Problem details
Extract every line below, verbatim.

Material

#####

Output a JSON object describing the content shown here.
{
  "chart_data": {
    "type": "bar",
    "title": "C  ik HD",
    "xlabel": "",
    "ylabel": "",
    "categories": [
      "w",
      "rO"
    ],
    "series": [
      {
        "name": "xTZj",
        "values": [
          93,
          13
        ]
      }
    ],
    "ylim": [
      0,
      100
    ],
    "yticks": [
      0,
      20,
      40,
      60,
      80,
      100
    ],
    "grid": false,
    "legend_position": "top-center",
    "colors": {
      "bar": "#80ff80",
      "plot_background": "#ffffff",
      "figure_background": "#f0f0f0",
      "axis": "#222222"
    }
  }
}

#####

Task response
Output a JSON object describing the content shown here.
{
  "chart_data": {
    "type": "bar",
    "title": "C  ik HD",
    "xlabel": "",
    "ylabel": "",
    "categories": [
      "w",
      "rO"
    ],
    "series": [
      {
        "name": "xTZj",
        "values": [
          93,
          13
        ]
      }
    ],
    "ylim": [
      0,
      100
    ],
    "yticks": [
      0,
      20,
      40,
      60,
      80,
      100
    ],
    "grid": false,
    "legend_position": "top-center",
    "colors": {
      "bar": "#80ff80",
      "plot_background": "#ffffff",
      "figure_background": "#f0f0f0",
      "axis": "#222222"
    }
  }
}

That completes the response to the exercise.